[Dataset excerpts]
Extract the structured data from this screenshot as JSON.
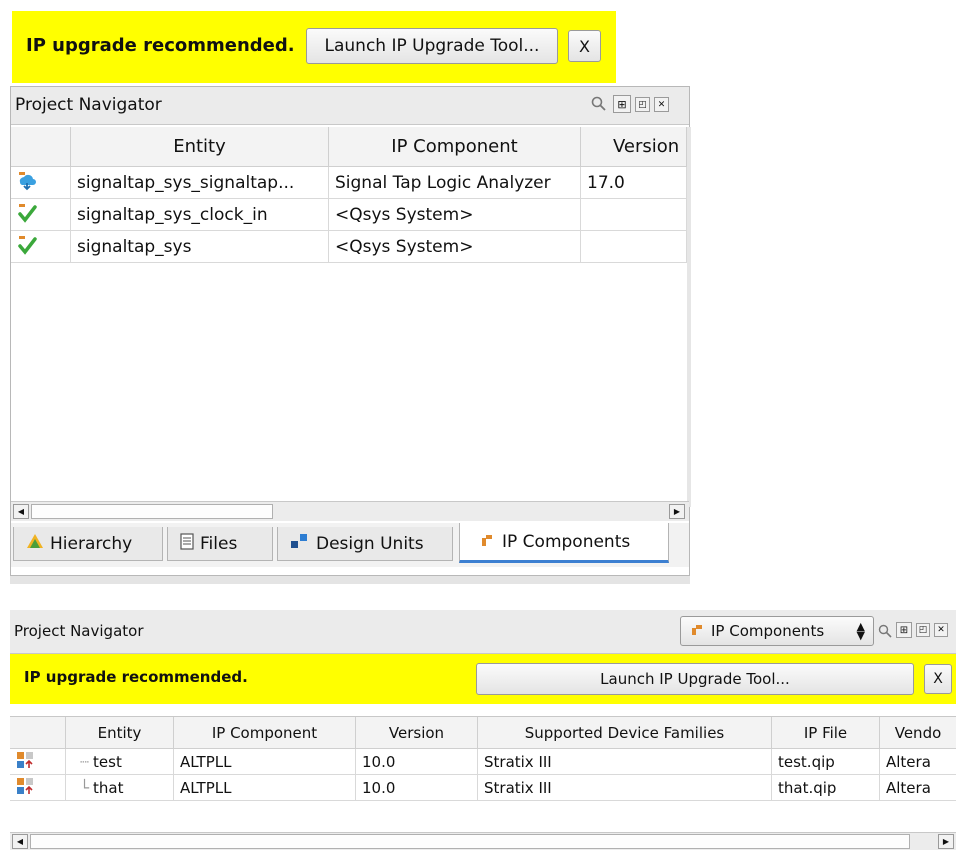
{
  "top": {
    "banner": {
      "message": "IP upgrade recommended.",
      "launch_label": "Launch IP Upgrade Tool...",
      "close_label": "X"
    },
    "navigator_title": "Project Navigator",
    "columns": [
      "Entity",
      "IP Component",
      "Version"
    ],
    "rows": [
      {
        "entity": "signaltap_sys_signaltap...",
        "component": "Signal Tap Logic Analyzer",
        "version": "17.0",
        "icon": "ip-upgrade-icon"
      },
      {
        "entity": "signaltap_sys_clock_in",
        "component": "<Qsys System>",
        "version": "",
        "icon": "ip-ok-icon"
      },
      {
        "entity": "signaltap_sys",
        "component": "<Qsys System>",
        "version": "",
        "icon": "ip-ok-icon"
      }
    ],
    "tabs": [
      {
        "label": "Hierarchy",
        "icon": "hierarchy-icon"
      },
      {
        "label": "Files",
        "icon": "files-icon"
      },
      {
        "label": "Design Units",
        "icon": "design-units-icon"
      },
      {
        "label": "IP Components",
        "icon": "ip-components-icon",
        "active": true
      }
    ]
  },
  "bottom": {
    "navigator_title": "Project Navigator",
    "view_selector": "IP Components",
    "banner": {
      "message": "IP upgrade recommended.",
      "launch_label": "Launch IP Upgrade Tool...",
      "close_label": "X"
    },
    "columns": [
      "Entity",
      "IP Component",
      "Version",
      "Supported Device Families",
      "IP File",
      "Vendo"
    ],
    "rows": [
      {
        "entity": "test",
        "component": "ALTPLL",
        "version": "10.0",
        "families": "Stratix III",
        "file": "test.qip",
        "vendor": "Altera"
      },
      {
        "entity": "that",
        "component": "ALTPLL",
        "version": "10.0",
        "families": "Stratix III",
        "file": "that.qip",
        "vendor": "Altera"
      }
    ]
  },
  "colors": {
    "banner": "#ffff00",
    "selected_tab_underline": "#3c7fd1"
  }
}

• [Brief] Exact duplication of all the records is required; pictures are omitted from the copy.

• [Reply]
Extract the structured data from this screenshot as JSON.
{
  "top": {
    "banner": {
      "message": "IP upgrade recommended.",
      "launch_label": "Launch IP Upgrade Tool...",
      "close_label": "X"
    },
    "navigator_title": "Project Navigator",
    "columns": [
      "Entity",
      "IP Component",
      "Version"
    ],
    "rows": [
      {
        "entity": "signaltap_sys_signaltap...",
        "component": "Signal Tap Logic Analyzer",
        "version": "17.0",
        "icon": "ip-upgrade-icon"
      },
      {
        "entity": "signaltap_sys_clock_in",
        "component": "<Qsys System>",
        "version": "",
        "icon": "ip-ok-icon"
      },
      {
        "entity": "signaltap_sys",
        "component": "<Qsys System>",
        "version": "",
        "icon": "ip-ok-icon"
      }
    ],
    "tabs": [
      {
        "label": "Hierarchy",
        "icon": "hierarchy-icon"
      },
      {
        "label": "Files",
        "icon": "files-icon"
      },
      {
        "label": "Design Units",
        "icon": "design-units-icon"
      },
      {
        "label": "IP Components",
        "icon": "ip-components-icon",
        "active": true
      }
    ]
  },
  "bottom": {
    "navigator_title": "Project Navigator",
    "view_selector": "IP Components",
    "banner": {
      "message": "IP upgrade recommended.",
      "launch_label": "Launch IP Upgrade Tool...",
      "close_label": "X"
    },
    "columns": [
      "Entity",
      "IP Component",
      "Version",
      "Supported Device Families",
      "IP File",
      "Vendo"
    ],
    "rows": [
      {
        "entity": "test",
        "component": "ALTPLL",
        "version": "10.0",
        "families": "Stratix III",
        "file": "test.qip",
        "vendor": "Altera"
      },
      {
        "entity": "that",
        "component": "ALTPLL",
        "version": "10.0",
        "families": "Stratix III",
        "file": "that.qip",
        "vendor": "Altera"
      }
    ]
  },
  "colors": {
    "banner": "#ffff00",
    "selected_tab_underline": "#3c7fd1"
  }
}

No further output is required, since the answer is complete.